-- PROBLEM DESCRIPTION --
Arrange every line of the listing as a numbered list, from the very first line down to and including the line containing "- y-tick-label: 50%: [22, 10, 66, 35]", and leave out any blank lines.

++++++++++

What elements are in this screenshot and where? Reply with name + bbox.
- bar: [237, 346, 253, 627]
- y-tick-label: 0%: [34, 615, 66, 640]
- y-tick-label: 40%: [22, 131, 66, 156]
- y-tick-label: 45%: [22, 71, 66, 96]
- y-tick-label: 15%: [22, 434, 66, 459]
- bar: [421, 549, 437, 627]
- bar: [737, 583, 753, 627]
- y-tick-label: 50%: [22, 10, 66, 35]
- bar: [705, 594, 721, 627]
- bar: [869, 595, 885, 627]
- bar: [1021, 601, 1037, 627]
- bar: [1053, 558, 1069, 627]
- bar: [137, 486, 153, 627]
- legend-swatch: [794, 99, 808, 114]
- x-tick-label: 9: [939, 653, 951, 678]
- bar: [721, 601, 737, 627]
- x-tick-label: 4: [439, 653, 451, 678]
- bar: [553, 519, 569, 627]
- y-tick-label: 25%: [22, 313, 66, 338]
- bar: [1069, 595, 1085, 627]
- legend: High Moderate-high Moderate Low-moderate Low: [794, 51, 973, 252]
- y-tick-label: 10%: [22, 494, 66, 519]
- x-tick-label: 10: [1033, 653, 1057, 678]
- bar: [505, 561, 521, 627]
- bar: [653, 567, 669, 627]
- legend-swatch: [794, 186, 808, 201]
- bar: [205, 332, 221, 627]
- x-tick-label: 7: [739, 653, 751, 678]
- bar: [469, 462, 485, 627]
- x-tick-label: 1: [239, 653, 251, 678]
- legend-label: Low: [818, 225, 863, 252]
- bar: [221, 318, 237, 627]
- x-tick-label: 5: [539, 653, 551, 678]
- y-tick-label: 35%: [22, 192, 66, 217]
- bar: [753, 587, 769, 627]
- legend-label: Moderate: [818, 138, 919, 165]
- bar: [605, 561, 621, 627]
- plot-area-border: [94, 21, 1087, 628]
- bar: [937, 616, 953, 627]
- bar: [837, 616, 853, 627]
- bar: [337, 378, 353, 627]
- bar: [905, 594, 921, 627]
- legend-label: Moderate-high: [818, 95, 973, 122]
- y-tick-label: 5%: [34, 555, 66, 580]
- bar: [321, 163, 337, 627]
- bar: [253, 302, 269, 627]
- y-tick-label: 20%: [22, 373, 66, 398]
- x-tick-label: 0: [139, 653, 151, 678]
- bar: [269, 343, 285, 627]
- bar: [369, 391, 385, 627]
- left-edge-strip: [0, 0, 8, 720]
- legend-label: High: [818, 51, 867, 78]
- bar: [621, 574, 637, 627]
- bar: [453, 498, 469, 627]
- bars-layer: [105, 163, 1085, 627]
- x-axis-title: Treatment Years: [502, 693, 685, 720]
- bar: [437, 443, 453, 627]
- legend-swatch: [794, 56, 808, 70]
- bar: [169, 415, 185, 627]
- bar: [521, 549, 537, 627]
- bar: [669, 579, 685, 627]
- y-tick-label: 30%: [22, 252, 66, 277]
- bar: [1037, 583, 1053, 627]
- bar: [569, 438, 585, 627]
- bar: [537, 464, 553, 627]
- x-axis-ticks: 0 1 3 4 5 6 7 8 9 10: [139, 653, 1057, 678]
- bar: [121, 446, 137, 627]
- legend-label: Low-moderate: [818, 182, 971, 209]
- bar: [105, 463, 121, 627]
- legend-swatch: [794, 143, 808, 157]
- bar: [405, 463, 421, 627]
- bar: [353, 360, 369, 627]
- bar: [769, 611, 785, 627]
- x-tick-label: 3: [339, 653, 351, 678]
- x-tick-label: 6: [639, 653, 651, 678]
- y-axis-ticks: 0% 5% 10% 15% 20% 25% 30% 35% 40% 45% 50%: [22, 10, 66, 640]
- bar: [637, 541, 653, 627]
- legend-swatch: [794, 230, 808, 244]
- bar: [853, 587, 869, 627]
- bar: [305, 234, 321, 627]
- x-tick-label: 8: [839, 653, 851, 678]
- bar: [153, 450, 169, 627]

++++++++++

-- THE REPLY --
1. What elements are in this screenshot and where? Reply with name + bbox.
2. - bar: [237, 346, 253, 627]
3. - y-tick-label: 0%: [34, 615, 66, 640]
4. - y-tick-label: 40%: [22, 131, 66, 156]
5. - y-tick-label: 45%: [22, 71, 66, 96]
6. - y-tick-label: 15%: [22, 434, 66, 459]
7. - bar: [421, 549, 437, 627]
8. - bar: [737, 583, 753, 627]
9. - y-tick-label: 50%: [22, 10, 66, 35]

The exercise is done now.